* START MATERIAL *
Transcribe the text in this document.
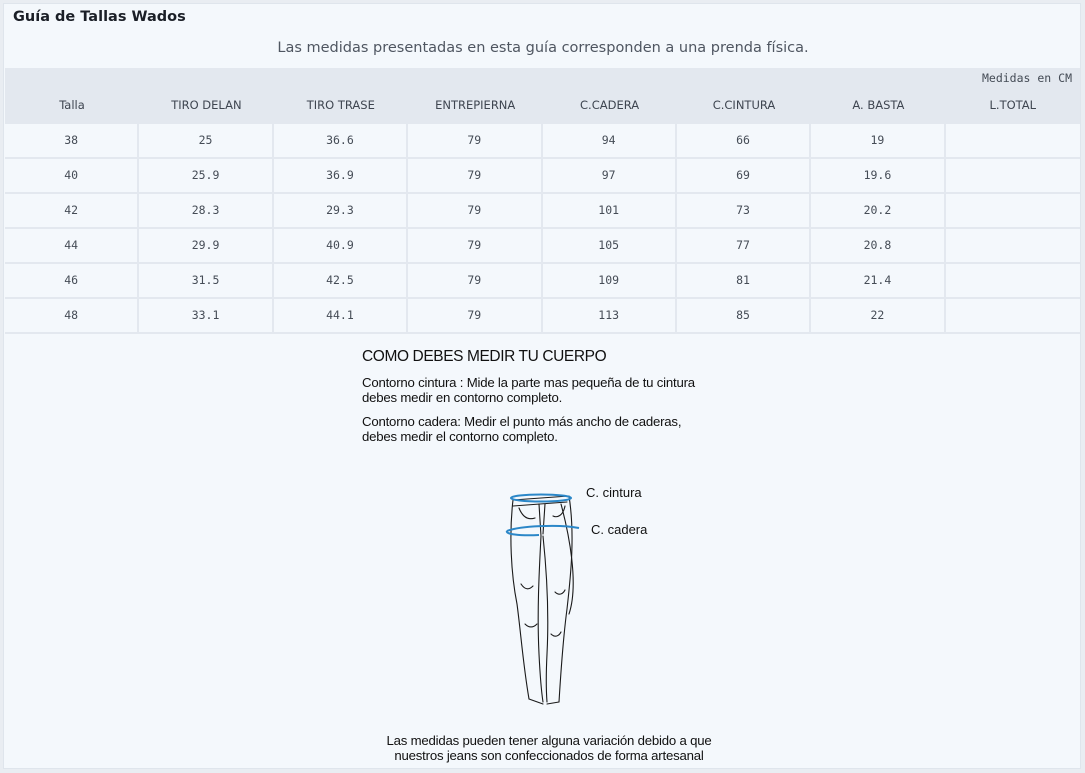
Guía de Tallas Wados
Las medidas presentadas en esta guía corresponden a una prenda física.
Medidas en CM
Talla	TIRO DELAN	TIRO TRASE	ENTREPIERNA	C.CADERA	C.CINTURA	A. BASTA	L.TOTAL
38	25	36.6	79	94	66	19
40	25.9	36.9	79	97	69	19.6
42	28.3	29.3	79	101	73	20.2
44	29.9	40.9	79	105	77	20.8
46	31.5	42.5	79	109	81	21.4
48	33.1	44.1	79	113	85	22
COMO DEBES MEDIR TU CUERPO
Contorno cintura : Mide la parte mas pequeña de tu cintura
debes medir en contorno completo.
Contorno cadera: Medir el punto más ancho de caderas,
debes medir el contorno completo.
C. cintura
C. cadera
Las medidas pueden tener alguna variación debido a que
nuestros jeans son confeccionados de forma artesanal
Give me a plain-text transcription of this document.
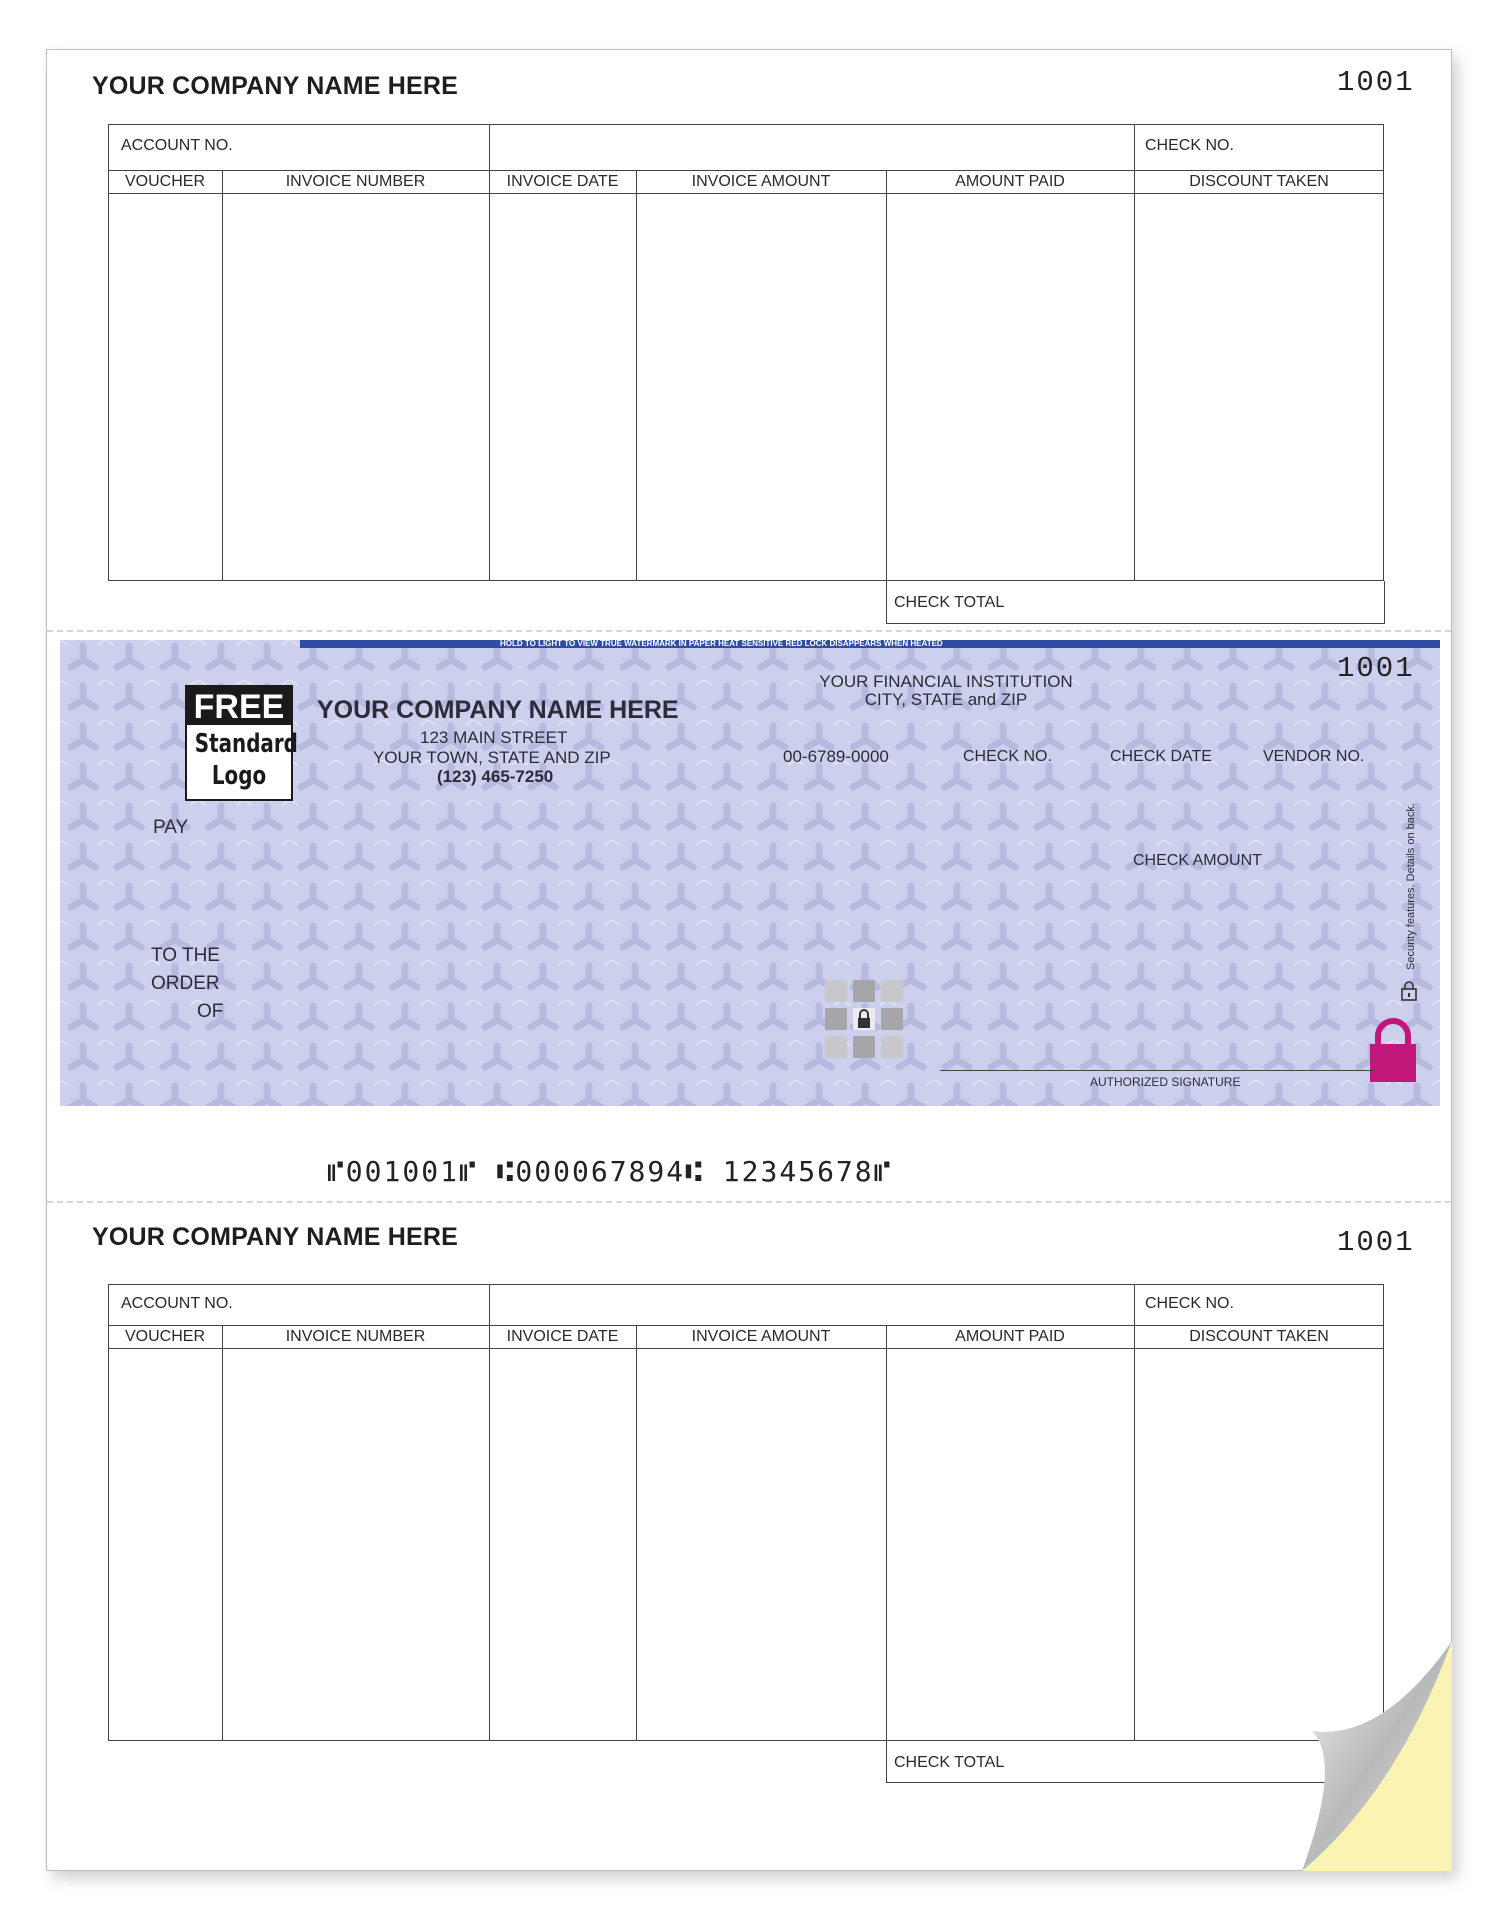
YOUR COMPANY NAME HERE	1001
ACCOUNT NO.	CHECK NO.
VOUCHER	INVOICE NUMBER	INVOICE DATE	INVOICE AMOUNT	AMOUNT PAID	DISCOUNT TAKEN
CHECK TOTAL
HOLD TO LIGHT TO VIEW TRUE WATERMARK IN PAPER HEAT SENSITIVE RED LOCK DISAPPEARS WHEN HEATED
1001
FREE
Standard
Logo
YOUR COMPANY NAME HERE
123 MAIN STREET
YOUR TOWN, STATE AND ZIP
(123) 465-7250
YOUR FINANCIAL INSTITUTION
CITY, STATE and ZIP
00-6789-0000	CHECK NO.	CHECK DATE	VENDOR NO.
PAY
CHECK AMOUNT
TO THE
ORDER
OF
Security features. Details on back.
AUTHORIZED SIGNATURE
⑈001001⑈ ⑆000067894⑆ 12345678⑈
YOUR COMPANY NAME HERE	1001
ACCOUNT NO.	CHECK NO.
VOUCHER	INVOICE NUMBER	INVOICE DATE	INVOICE AMOUNT	AMOUNT PAID	DISCOUNT TAKEN
CHECK TOTAL
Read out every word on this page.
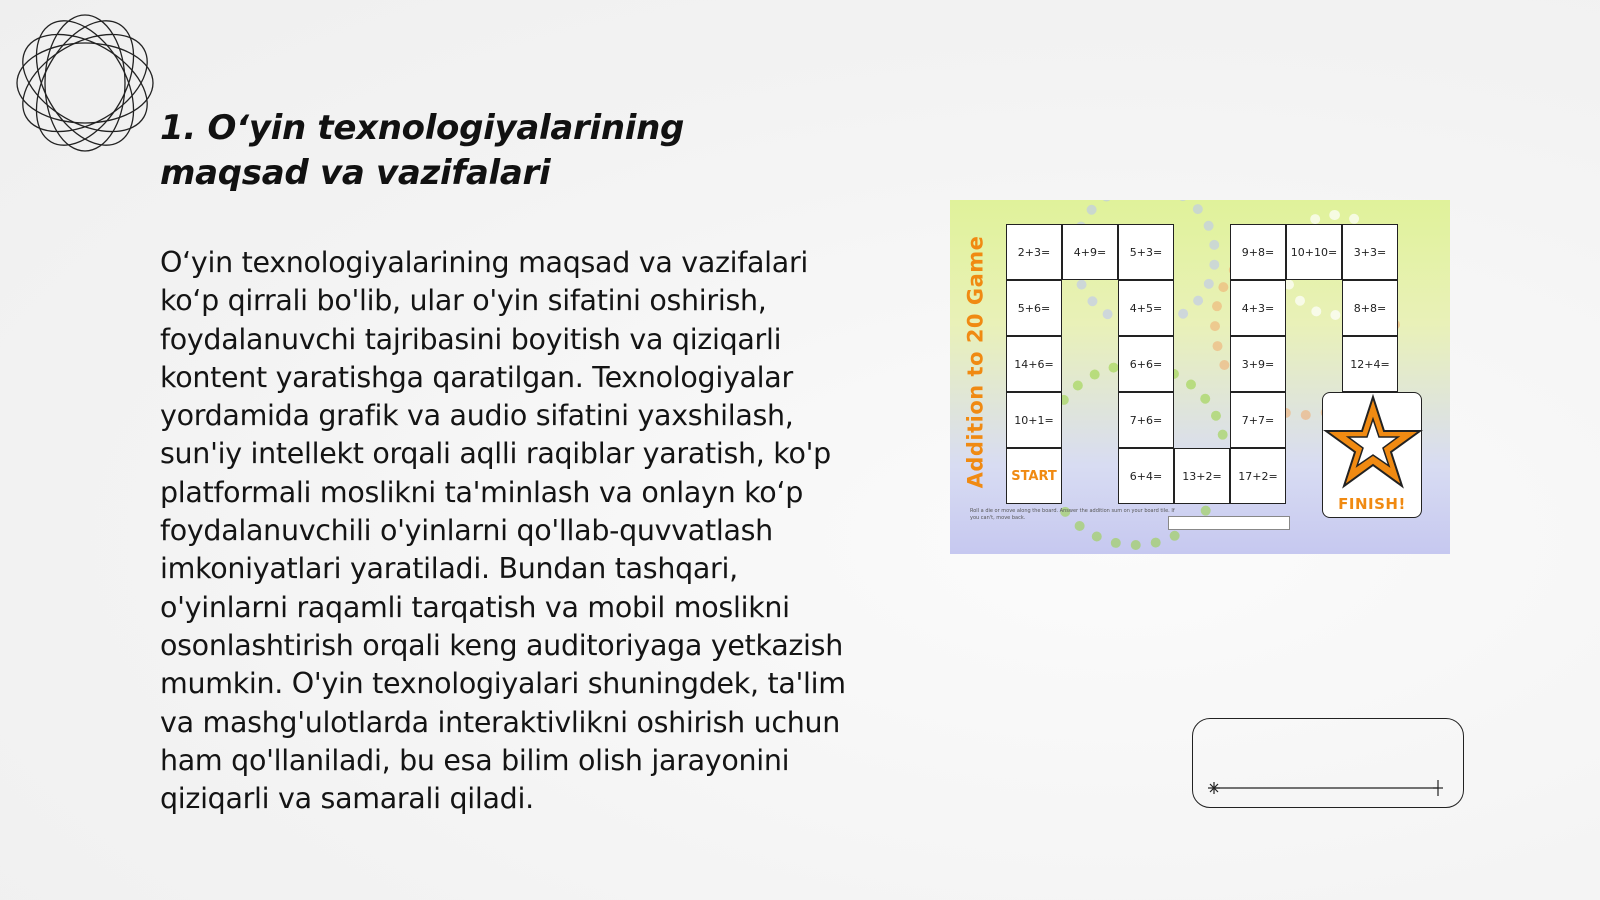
1. O‘yin texnologiyalarining maqsad va vazifalari

O‘yin texnologiyalarining maqsad va vazifalari ko‘p qirrali bo'lib, ular o'yin sifatini oshirish, foydalanuvchi tajribasini boyitish va qiziqarli kontent yaratishga qaratilgan. Texnologiyalar yordamida grafik va audio sifatini yaxshilash, sun'iy intellekt orqali aqlli raqiblar yaratish, ko'p platformali moslikni ta'minlash va onlayn ko‘p foydalanuvchili o'yinlarni qo'llab-quvvatlash imkoniyatlari yaratiladi. Bundan tashqari, o'yinlarni raqamli tarqatish va mobil moslikni osonlashtirish orqali keng auditoriyaga yetkazish mumkin. O'yin texnologiyalari shuningdek, ta'lim va mashg'ulotlarda interaktivlikni oshirish uchun ham qo'llaniladi, bu esa bilim olish jarayonini qiziqarli va samarali qiladi.

Addition to 20 Game	2+3=	4+9=	5+3=	9+8=	10+10=	3+3=
5+6=	4+5=	4+3=	8+8=
14+6=	6+6=	3+9=	12+4=
10+1=	7+6=	7+7=
START	6+4=	13+2=	17+2=
FINISH!
Roll a die or move along the board. Answer the addition sum on your board tile. If you can't, move back.
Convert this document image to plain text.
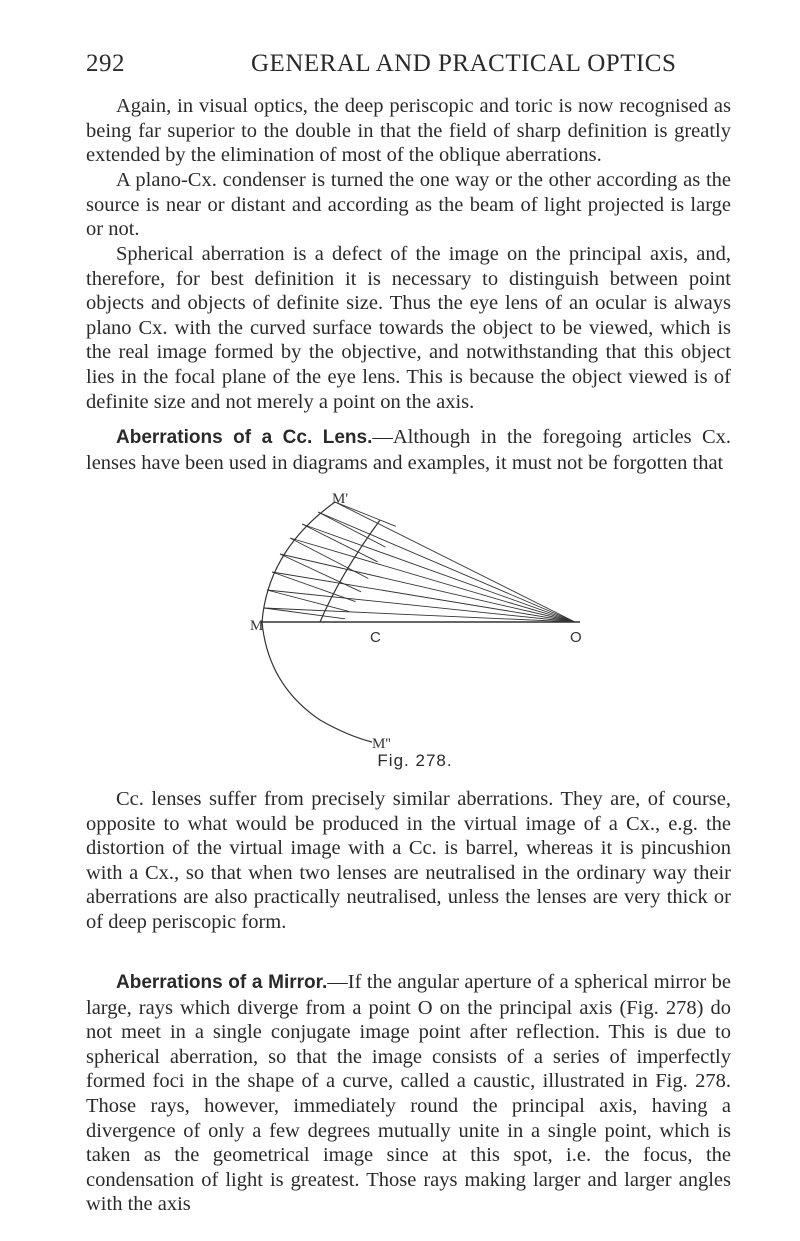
292	GENERAL AND PRACTICAL OPTICS

Again, in visual optics, the deep periscopic and toric is now recognised as being far superior to the double in that the field of sharp definition is greatly extended by the elimination of most of the oblique aberrations.

A plano-Cx. condenser is turned the one way or the other according as the source is near or distant and according as the beam of light projected is large or not.

Spherical aberration is a defect of the image on the principal axis, and, therefore, for best definition it is necessary to distinguish between point objects and objects of definite size. Thus the eye lens of an ocular is always plano Cx. with the curved surface towards the object to be viewed, which is the real image formed by the objective, and notwithstanding that this object lies in the focal plane of the eye lens. This is because the object viewed is of definite size and not merely a point on the axis.

Aberrations of a Cc. Lens.—Although in the foregoing articles Cx. lenses have been used in diagrams and examples, it must not be forgotten that

M'
M
C	O
M''
Fig. 278.

Cc. lenses suffer from precisely similar aberrations. They are, of course, opposite to what would be produced in the virtual image of a Cx., e.g. the distortion of the virtual image with a Cc. is barrel, whereas it is pincushion with a Cx., so that when two lenses are neutralised in the ordinary way their aberrations are also practically neutralised, unless the lenses are very thick or of deep periscopic form.

Aberrations of a Mirror.—If the angular aperture of a spherical mirror be large, rays which diverge from a point O on the principal axis (Fig. 278) do not meet in a single conjugate image point after reflection. This is due to spherical aberration, so that the image consists of a series of imperfectly formed foci in the shape of a curve, called a caustic, illustrated in Fig. 278. Those rays, however, immediately round the principal axis, having a divergence of only a few degrees mutually unite in a single point, which is taken as the geometrical image since at this spot, i.e. the focus, the condensation of light is greatest. Those rays making larger and larger angles with the axis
* END MATERIAL *
• [REQUIRED WORK] Pictures are excluded; output everything else in the data verbatim.

• [SOLUTION]
Transcribe the text in this document.
Guía de Tallas Wados
Las medidas presentadas en esta guía corresponden a una prenda física.
Medidas en CM
Talla	TIRO DELAN	TIRO TRASE	ENTREPIERNA	C.CADERA	C.CINTURA	A. BASTA	L.TOTAL
38	25	36.6	79	94	66	19
40	25.9	36.9	79	97	69	19.6
42	28.3	29.3	79	101	73	20.2
44	29.9	40.9	79	105	77	20.8
46	31.5	42.5	79	109	81	21.4
48	33.1	44.1	79	113	85	22
COMO DEBES MEDIR TU CUERPO
Contorno cintura : Mide la parte mas pequeña de tu cintura
debes medir en contorno completo.
Contorno cadera: Medir el punto más ancho de caderas,
debes medir el contorno completo.
C. cintura
C. cadera
Las medidas pueden tener alguna variación debido a que
nuestros jeans son confeccionados de forma artesanal
Give me a plain-text transcription of this document.
YOUR COMPANY NAME HERE	1001
ACCOUNT NO.	CHECK NO.
VOUCHER	INVOICE NUMBER	INVOICE DATE	INVOICE AMOUNT	AMOUNT PAID	DISCOUNT TAKEN
CHECK TOTAL
HOLD TO LIGHT TO VIEW TRUE WATERMARK IN PAPER HEAT SENSITIVE RED LOCK DISAPPEARS WHEN HEATED
1001
FREE
Standard
Logo
YOUR COMPANY NAME HERE
123 MAIN STREET
YOUR TOWN, STATE AND ZIP
(123) 465-7250
YOUR FINANCIAL INSTITUTION
CITY, STATE and ZIP
00-6789-0000	CHECK NO.	CHECK DATE	VENDOR NO.
PAY
CHECK AMOUNT
TO THE
ORDER
OF
Security features. Details on back.
AUTHORIZED SIGNATURE
⑈001001⑈ ⑆000067894⑆ 12345678⑈
YOUR COMPANY NAME HERE	1001
ACCOUNT NO.	CHECK NO.
VOUCHER	INVOICE NUMBER	INVOICE DATE	INVOICE AMOUNT	AMOUNT PAID	DISCOUNT TAKEN
CHECK TOTAL
Read out every word on this page.
1. O‘yin texnologiyalarining maqsad va vazifalari

O‘yin texnologiyalarining maqsad va vazifalari ko‘p qirrali bo'lib, ular o'yin sifatini oshirish, foydalanuvchi tajribasini boyitish va qiziqarli kontent yaratishga qaratilgan. Texnologiyalar yordamida grafik va audio sifatini yaxshilash, sun'iy intellekt orqali aqlli raqiblar yaratish, ko'p platformali moslikni ta'minlash va onlayn ko‘p foydalanuvchili o'yinlarni qo'llab-quvvatlash imkoniyatlari yaratiladi. Bundan tashqari, o'yinlarni raqamli tarqatish va mobil moslikni osonlashtirish orqali keng auditoriyaga yetkazish mumkin. O'yin texnologiyalari shuningdek, ta'lim va mashg'ulotlarda interaktivlikni oshirish uchun ham qo'llaniladi, bu esa bilim olish jarayonini qiziqarli va samarali qiladi.

Addition to 20 Game	2+3=	4+9=	5+3=	9+8=	10+10=	3+3=
5+6=	4+5=	4+3=	8+8=
14+6=	6+6=	3+9=	12+4=
10+1=	7+6=	7+7=
START	6+4=	13+2=	17+2=
FINISH!
Roll a die or move along the board. Answer the addition sum on your board tile. If you can't, move back.
Convert this document image to plain text.
292	GENERAL AND PRACTICAL OPTICS

Again, in visual optics, the deep periscopic and toric is now recognised as being far superior to the double in that the field of sharp definition is greatly extended by the elimination of most of the oblique aberrations.

A plano-Cx. condenser is turned the one way or the other according as the source is near or distant and according as the beam of light projected is large or not.

Spherical aberration is a defect of the image on the principal axis, and, therefore, for best definition it is necessary to distinguish between point objects and objects of definite size. Thus the eye lens of an ocular is always plano Cx. with the curved surface towards the object to be viewed, which is the real image formed by the objective, and notwithstanding that this object lies in the focal plane of the eye lens. This is because the object viewed is of definite size and not merely a point on the axis.

Aberrations of a Cc. Lens.—Although in the foregoing articles Cx. lenses have been used in diagrams and examples, it must not be forgotten that

M'
M
C	O
M''
Fig. 278.

Cc. lenses suffer from precisely similar aberrations. They are, of course, opposite to what would be produced in the virtual image of a Cx., e.g. the distortion of the virtual image with a Cc. is barrel, whereas it is pincushion with a Cx., so that when two lenses are neutralised in the ordinary way their aberrations are also practically neutralised, unless the lenses are very thick or of deep periscopic form.

Aberrations of a Mirror.—If the angular aperture of a spherical mirror be large, rays which diverge from a point O on the principal axis (Fig. 278) do not meet in a single conjugate image point after reflection. This is due to spherical aberration, so that the image consists of a series of imperfectly formed foci in the shape of a curve, called a caustic, illustrated in Fig. 278. Those rays, however, immediately round the principal axis, having a divergence of only a few degrees mutually unite in a single point, which is taken as the geometrical image since at this spot, i.e. the focus, the condensation of light is greatest. Those rays making larger and larger angles with the axis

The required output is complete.